[START]
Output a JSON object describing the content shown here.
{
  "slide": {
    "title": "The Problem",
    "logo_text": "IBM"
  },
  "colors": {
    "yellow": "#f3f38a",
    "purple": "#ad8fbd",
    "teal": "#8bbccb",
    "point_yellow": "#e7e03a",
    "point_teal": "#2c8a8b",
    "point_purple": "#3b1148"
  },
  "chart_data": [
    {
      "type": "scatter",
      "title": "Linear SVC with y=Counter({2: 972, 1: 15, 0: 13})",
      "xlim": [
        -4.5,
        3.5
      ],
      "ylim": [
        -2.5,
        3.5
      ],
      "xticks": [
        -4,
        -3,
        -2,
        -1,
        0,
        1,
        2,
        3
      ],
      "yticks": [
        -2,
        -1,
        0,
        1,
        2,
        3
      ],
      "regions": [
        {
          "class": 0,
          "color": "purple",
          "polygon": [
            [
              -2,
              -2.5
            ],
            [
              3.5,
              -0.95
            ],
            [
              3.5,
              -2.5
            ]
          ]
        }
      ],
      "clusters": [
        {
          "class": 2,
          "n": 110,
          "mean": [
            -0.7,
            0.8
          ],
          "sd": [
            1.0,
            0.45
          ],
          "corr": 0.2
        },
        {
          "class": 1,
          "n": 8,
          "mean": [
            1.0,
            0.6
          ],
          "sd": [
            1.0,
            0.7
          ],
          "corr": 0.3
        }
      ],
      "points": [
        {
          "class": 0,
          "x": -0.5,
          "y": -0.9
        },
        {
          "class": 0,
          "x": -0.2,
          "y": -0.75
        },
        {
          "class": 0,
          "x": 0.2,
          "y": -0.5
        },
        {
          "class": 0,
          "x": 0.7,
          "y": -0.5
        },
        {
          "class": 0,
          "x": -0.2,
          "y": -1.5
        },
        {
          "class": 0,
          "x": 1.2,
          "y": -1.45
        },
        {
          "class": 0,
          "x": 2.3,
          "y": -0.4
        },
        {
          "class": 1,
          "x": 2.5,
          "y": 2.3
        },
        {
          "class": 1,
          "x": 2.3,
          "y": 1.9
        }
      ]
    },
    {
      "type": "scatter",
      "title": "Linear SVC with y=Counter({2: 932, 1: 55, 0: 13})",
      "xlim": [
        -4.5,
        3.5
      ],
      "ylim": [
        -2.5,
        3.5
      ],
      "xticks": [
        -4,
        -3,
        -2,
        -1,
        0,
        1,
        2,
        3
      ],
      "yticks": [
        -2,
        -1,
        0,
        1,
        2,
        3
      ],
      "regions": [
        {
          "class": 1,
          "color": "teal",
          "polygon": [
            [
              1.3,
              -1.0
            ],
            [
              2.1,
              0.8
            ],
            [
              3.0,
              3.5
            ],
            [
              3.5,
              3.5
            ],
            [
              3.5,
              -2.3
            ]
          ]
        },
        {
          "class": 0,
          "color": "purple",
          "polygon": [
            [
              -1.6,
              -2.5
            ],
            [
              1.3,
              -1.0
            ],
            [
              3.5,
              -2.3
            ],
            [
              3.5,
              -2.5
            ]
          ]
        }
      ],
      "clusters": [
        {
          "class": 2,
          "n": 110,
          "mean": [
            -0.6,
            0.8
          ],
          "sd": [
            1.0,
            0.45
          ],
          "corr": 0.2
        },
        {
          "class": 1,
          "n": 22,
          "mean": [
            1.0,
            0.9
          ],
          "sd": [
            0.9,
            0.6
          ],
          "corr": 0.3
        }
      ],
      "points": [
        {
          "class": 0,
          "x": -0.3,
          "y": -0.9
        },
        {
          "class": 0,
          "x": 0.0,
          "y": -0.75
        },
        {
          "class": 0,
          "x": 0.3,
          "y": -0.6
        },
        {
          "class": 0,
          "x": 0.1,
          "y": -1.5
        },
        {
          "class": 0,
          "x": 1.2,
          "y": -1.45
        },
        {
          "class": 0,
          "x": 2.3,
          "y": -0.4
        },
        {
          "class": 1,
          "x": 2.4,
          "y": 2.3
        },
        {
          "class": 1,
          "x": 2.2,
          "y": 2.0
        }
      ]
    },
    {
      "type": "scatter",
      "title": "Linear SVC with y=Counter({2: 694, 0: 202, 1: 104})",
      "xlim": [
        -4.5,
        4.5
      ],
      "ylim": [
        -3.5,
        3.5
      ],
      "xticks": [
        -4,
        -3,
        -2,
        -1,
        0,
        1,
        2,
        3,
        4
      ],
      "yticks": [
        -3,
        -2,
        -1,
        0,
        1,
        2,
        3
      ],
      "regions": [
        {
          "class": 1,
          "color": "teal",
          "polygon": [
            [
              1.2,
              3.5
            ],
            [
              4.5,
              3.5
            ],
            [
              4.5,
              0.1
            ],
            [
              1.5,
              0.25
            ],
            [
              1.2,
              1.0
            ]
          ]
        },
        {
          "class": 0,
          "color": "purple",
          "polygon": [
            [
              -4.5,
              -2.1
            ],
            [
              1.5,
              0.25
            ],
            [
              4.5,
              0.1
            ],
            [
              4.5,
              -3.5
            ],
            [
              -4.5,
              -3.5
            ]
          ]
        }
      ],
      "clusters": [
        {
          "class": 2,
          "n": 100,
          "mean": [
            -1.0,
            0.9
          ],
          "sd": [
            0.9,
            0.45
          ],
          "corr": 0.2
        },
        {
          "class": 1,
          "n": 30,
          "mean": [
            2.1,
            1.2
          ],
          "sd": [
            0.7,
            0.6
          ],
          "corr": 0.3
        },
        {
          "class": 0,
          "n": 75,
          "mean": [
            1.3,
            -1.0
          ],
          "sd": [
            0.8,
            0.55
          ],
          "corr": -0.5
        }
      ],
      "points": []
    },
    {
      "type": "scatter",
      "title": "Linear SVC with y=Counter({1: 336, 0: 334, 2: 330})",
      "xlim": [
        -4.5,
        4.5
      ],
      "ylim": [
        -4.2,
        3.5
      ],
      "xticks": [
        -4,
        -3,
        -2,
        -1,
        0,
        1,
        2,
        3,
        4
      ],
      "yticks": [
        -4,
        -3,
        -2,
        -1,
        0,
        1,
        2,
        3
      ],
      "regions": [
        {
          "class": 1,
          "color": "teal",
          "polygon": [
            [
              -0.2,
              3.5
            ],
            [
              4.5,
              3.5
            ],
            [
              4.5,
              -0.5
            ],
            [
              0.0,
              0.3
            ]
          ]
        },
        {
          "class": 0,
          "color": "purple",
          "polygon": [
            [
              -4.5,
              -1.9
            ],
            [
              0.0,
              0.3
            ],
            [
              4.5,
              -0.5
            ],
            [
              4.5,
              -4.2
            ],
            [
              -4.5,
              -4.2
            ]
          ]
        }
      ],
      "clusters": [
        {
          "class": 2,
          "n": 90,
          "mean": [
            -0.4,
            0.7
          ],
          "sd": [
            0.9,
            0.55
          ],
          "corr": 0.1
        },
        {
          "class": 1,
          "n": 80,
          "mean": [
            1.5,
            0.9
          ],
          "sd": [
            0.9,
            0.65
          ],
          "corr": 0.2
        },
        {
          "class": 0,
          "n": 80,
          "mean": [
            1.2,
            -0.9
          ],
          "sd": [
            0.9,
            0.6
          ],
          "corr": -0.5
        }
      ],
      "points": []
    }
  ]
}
[END]
Problem requirements ▸
Count the lines above that contain the word "Linear", and reply with only that number.

Response to the task ▸
4